◆ **INSTRUCTION**
Check each line of the data for "Yakymets" and select those that have it.

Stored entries
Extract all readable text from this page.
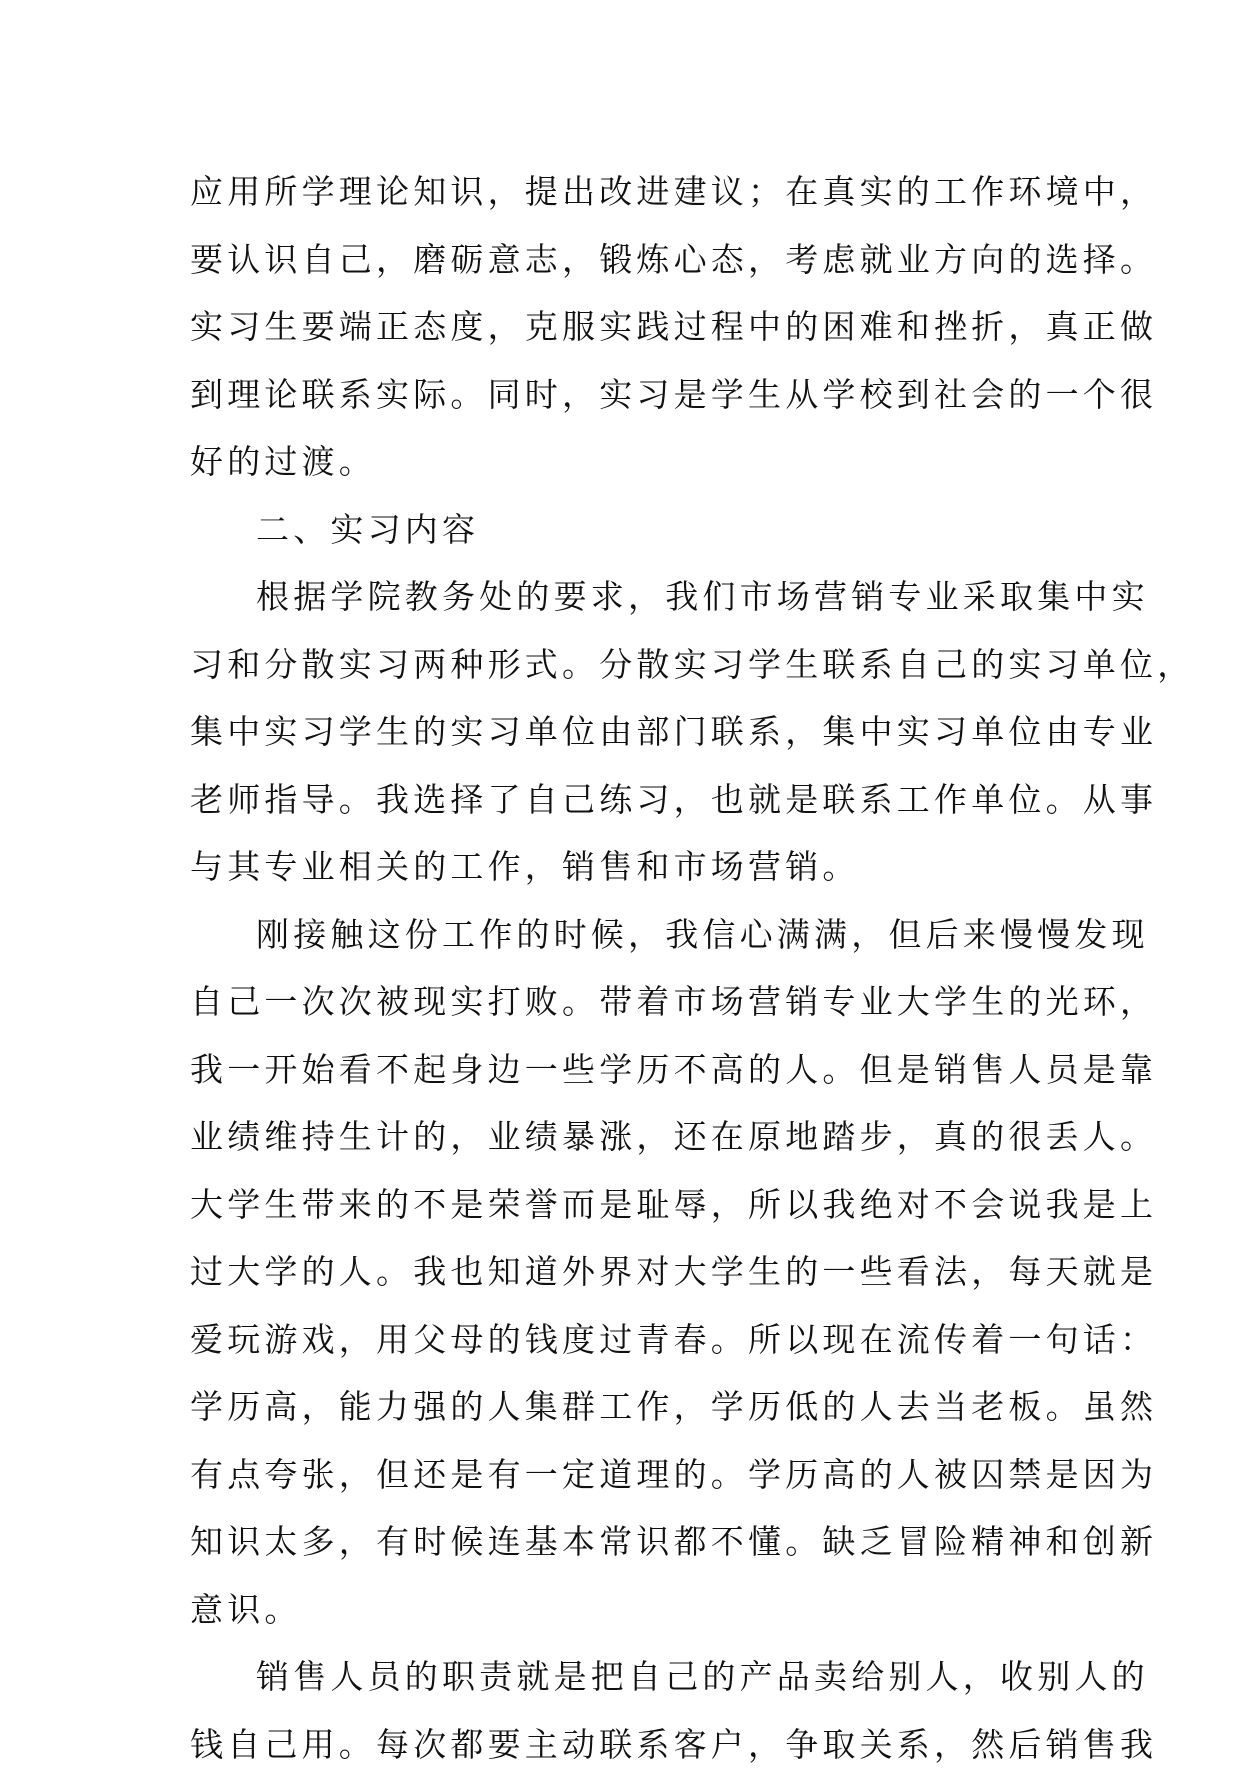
应用所学理论知识，提出改进建议；在真实的工作环境中，
要认识自己，磨砺意志，锻炼心态，考虑就业方向的选择。
实习生要端正态度，克服实践过程中的困难和挫折，真正做
到理论联系实际。同时，实习是学生从学校到社会的一个很
好的过渡。
二、实习内容
根据学院教务处的要求，我们市场营销专业采取集中实
习和分散实习两种形式。分散实习学生联系自己的实习单位，
集中实习学生的实习单位由部门联系，集中实习单位由专业
老师指导。我选择了自己练习，也就是联系工作单位。从事
与其专业相关的工作，销售和市场营销。
刚接触这份工作的时候，我信心满满，但后来慢慢发现
自己一次次被现实打败。带着市场营销专业大学生的光环，
我一开始看不起身边一些学历不高的人。但是销售人员是靠
业绩维持生计的，业绩暴涨，还在原地踏步，真的很丢人。
大学生带来的不是荣誉而是耻辱，所以我绝对不会说我是上
过大学的人。我也知道外界对大学生的一些看法，每天就是
爱玩游戏，用父母的钱度过青春。所以现在流传着一句话：
学历高，能力强的人集群工作，学历低的人去当老板。虽然
有点夸张，但还是有一定道理的。学历高的人被囚禁是因为
知识太多，有时候连基本常识都不懂。缺乏冒险精神和创新
意识。
销售人员的职责就是把自己的产品卖给别人，收别人的
钱自己用。每次都要主动联系客户，争取关系，然后销售我
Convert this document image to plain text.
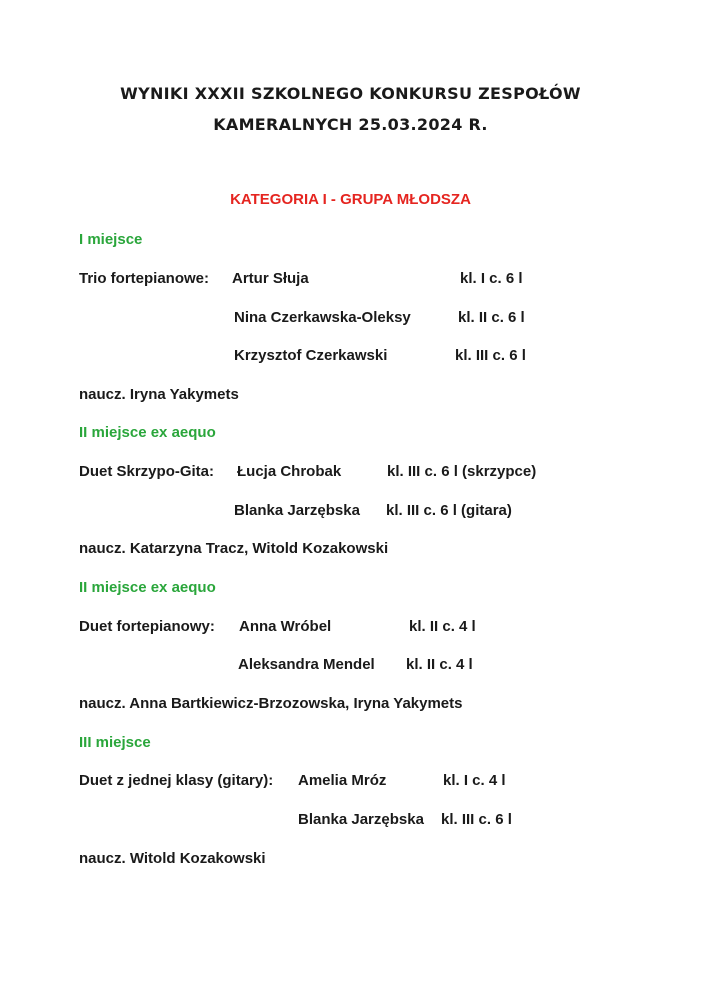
WYNIKI XXXII SZKOLNEGO KONKURSU ZESPOŁÓW
KAMERALNYCH 25.03.2024 R.
KATEGORIA I - GRUPA MŁODSZA
I miejsce
Trio fortepianowe: Artur Słuja	kl. I c. 6 l
Nina Czerkawska-Oleksy	kl. II c. 6 l
Krzysztof Czerkawski	kl. III c. 6 l
naucz. Iryna Yakymets
II miejsce ex aequo
Duet Skrzypo-Gita: Łucja Chrobak	kl. III c. 6 l (skrzypce)
Blanka Jarzębska kl. III c. 6 l (gitara)
naucz. Katarzyna Tracz, Witold Kozakowski
II miejsce ex aequo
Duet fortepianowy: Anna Wróbel	kl. II c. 4 l
Aleksandra Mendel kl. II c. 4 l
naucz. Anna Bartkiewicz-Brzozowska, Iryna Yakymets
III miejsce
Duet z jednej klasy (gitary): Amelia Mróz	kl. I c. 4 l
Blanka Jarzębska kl. III c. 6 l
naucz. Witold Kozakowski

◆ **FINISHED ANSWER**
naucz. Iryna Yakymets
naucz. Anna Bartkiewicz-Brzozowska, Iryna Yakymets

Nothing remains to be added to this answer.